Return all lines with the word "structured" in them.

[Collected data]
-- begin --

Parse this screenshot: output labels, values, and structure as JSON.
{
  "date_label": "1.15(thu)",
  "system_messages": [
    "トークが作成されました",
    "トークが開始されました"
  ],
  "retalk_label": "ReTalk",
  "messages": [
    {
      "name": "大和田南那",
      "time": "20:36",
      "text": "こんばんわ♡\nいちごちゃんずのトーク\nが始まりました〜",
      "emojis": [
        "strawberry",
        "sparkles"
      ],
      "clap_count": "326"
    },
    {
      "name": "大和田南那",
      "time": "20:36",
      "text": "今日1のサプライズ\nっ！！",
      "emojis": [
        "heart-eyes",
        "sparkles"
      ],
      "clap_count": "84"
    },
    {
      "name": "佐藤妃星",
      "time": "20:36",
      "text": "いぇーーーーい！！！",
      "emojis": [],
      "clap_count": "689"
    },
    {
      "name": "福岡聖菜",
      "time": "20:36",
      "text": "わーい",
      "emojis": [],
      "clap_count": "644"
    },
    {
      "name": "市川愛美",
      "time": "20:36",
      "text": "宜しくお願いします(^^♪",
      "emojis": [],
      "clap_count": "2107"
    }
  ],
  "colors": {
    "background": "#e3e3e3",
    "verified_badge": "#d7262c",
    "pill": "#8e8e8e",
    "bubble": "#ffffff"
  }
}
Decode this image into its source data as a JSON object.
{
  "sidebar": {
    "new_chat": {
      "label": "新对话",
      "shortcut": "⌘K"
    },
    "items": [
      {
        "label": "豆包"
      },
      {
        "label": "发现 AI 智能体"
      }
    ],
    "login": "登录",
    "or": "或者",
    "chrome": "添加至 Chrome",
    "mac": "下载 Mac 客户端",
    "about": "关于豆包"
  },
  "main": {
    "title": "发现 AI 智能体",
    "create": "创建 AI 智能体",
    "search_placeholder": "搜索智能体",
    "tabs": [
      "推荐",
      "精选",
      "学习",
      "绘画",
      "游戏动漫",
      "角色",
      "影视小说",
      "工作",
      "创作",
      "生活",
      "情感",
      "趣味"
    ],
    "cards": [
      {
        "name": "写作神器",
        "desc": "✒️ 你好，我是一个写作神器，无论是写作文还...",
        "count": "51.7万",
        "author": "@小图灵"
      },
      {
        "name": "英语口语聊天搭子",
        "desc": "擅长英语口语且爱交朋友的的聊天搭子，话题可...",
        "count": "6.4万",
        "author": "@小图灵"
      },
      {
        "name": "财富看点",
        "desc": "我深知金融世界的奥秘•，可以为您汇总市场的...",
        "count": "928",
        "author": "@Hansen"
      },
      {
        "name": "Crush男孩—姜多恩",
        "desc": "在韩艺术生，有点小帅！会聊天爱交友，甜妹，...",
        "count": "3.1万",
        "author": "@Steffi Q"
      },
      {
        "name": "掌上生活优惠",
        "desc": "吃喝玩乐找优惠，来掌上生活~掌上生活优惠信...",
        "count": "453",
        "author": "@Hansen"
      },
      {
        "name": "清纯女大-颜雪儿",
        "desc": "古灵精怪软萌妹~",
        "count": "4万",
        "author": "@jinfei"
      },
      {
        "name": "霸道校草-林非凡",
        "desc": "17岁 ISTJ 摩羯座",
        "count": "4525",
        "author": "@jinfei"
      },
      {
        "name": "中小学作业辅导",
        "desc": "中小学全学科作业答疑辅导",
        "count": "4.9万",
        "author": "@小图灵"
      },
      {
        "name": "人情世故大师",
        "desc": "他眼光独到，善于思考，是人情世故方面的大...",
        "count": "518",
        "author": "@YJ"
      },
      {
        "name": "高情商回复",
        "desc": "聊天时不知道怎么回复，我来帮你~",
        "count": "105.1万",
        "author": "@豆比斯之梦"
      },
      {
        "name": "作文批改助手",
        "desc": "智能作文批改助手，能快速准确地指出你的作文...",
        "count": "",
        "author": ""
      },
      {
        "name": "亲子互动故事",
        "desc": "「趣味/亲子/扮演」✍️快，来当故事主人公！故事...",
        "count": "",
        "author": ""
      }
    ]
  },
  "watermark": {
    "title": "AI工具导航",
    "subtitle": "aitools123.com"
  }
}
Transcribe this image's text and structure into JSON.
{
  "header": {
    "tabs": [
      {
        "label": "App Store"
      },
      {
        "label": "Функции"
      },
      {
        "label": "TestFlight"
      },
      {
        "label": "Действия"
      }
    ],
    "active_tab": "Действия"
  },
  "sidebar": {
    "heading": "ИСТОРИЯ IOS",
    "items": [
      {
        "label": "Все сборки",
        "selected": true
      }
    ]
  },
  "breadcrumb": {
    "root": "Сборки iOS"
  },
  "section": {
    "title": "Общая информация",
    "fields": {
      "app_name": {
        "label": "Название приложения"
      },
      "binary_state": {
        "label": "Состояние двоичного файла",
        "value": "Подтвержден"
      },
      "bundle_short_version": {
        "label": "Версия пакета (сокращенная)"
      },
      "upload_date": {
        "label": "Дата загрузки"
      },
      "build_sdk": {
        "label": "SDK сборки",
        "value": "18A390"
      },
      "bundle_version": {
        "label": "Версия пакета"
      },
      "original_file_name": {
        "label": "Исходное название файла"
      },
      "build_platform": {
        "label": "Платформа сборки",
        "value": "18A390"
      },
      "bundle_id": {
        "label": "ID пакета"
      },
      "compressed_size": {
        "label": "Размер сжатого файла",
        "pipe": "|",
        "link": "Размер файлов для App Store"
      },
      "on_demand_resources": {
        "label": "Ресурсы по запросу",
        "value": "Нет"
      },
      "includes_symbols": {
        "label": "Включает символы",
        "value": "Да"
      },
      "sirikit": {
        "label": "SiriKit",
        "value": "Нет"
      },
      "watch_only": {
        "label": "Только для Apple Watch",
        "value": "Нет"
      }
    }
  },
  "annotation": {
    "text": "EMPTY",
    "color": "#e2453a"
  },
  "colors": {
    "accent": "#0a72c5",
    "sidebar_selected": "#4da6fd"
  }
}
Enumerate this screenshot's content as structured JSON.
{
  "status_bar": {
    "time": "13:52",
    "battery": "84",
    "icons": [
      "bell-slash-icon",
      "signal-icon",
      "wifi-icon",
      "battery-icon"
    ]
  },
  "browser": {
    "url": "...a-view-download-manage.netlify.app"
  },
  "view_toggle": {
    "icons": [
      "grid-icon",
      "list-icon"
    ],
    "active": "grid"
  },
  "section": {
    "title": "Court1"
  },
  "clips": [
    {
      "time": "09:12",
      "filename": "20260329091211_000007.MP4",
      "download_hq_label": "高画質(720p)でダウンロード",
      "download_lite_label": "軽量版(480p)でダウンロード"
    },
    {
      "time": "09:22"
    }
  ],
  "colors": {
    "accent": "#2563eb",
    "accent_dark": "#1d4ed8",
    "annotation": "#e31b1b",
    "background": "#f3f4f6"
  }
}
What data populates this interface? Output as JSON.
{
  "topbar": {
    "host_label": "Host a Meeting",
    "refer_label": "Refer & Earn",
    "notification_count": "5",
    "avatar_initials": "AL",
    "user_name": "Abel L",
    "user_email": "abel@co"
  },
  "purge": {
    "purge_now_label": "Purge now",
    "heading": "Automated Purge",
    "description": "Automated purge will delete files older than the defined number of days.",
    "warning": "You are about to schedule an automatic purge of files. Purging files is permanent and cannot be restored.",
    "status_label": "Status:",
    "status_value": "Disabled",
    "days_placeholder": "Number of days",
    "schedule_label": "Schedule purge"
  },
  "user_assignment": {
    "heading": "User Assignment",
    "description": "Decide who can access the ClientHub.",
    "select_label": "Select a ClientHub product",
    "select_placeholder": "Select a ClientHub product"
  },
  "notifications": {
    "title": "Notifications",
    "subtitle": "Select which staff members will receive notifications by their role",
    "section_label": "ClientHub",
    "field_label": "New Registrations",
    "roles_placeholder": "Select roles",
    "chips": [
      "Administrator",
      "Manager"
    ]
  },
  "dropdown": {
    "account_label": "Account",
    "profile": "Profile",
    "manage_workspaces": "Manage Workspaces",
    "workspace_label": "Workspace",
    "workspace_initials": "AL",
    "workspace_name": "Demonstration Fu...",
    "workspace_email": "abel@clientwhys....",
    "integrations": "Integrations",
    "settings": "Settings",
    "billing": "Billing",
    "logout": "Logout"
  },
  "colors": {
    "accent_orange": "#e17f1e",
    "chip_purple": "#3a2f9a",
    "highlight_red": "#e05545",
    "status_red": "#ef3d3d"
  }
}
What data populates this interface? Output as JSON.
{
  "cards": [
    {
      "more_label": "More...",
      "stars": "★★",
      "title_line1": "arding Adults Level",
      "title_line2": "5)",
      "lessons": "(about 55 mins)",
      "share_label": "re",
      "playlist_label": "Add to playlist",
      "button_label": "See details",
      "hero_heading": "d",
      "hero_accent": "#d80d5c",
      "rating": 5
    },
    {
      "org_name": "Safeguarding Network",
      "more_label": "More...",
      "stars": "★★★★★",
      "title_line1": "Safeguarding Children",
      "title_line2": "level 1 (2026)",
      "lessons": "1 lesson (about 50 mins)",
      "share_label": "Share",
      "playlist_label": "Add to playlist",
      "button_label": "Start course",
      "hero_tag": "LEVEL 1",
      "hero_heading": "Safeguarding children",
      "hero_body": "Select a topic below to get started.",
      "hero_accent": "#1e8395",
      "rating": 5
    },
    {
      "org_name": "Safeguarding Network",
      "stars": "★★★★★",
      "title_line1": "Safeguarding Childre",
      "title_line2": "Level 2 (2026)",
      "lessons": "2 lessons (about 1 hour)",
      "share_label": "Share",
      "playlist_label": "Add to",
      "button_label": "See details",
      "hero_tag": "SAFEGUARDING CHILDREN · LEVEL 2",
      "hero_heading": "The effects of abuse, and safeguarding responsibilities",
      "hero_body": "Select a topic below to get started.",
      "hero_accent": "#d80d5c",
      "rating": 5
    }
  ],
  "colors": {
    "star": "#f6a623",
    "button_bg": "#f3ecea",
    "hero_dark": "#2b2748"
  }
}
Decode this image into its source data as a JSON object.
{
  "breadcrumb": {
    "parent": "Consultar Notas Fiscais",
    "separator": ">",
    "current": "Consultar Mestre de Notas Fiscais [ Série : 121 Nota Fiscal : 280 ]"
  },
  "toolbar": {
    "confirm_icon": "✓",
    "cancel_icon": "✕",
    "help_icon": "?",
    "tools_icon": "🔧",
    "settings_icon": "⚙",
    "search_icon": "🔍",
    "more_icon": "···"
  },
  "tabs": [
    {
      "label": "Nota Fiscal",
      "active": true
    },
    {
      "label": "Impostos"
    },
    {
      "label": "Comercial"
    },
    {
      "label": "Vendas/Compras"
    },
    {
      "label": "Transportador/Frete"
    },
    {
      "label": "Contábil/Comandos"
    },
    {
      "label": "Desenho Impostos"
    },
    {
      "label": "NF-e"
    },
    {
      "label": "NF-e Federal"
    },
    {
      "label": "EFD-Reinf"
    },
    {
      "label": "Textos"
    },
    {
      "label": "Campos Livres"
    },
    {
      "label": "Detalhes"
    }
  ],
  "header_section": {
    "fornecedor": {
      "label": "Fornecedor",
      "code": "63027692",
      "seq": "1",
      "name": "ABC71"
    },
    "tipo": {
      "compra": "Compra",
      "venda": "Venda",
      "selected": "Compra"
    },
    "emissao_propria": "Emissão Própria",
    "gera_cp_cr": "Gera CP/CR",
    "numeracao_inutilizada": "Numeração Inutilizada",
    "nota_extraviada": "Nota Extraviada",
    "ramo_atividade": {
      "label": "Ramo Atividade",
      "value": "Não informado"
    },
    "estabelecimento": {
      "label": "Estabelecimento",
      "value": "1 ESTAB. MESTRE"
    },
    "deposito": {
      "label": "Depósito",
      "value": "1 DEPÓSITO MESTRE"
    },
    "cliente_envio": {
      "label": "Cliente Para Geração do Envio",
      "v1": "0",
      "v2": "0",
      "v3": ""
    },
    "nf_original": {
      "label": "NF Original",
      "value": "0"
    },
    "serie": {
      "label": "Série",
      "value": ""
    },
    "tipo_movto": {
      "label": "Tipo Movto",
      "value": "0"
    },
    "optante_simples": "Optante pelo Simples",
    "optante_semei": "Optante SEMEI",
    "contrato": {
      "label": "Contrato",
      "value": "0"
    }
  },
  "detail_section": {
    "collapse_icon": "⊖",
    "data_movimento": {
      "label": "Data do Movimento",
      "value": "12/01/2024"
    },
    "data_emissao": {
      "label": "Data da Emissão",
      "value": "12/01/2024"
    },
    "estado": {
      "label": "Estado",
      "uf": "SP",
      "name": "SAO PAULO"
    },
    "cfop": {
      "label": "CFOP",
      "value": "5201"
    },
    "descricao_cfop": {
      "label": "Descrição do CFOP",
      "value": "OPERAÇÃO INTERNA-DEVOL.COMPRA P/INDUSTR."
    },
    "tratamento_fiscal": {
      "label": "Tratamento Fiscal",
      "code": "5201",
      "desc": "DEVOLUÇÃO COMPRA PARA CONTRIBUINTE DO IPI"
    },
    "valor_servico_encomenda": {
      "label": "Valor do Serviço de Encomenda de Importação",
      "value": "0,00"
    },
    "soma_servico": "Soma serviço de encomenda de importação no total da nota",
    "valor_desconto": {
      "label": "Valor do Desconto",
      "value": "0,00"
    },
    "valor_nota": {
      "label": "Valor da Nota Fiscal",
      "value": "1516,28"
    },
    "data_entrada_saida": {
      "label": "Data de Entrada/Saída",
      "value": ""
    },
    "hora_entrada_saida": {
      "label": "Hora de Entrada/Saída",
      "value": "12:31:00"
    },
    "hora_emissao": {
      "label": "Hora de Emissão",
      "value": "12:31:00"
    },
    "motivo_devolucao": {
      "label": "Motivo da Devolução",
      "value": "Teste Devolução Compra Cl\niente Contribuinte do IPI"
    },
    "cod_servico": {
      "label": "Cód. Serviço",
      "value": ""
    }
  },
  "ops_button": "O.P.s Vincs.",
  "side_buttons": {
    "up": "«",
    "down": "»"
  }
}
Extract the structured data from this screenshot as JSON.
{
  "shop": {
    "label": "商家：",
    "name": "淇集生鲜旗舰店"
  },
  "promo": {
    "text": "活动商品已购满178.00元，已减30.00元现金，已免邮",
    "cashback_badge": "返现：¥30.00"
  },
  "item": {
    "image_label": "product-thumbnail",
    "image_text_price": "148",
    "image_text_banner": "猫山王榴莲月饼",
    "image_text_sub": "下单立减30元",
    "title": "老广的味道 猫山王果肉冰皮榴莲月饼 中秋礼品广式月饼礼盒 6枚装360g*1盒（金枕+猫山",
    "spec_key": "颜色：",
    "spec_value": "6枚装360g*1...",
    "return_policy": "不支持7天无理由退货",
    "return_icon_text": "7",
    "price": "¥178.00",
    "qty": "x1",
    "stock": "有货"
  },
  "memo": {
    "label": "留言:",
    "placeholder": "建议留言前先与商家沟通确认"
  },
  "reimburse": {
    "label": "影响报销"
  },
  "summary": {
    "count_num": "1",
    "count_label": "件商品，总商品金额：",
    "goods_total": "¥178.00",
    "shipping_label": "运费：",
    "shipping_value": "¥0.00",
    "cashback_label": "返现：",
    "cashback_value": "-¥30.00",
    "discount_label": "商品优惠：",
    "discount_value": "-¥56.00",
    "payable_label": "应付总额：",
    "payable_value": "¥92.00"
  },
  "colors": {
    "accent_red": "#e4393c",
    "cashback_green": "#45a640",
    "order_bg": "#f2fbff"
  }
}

-- end --

Answer to the exercise -
Enumerate this screenshot's content as structured JSON.
Extract the structured data from this screenshot as JSON.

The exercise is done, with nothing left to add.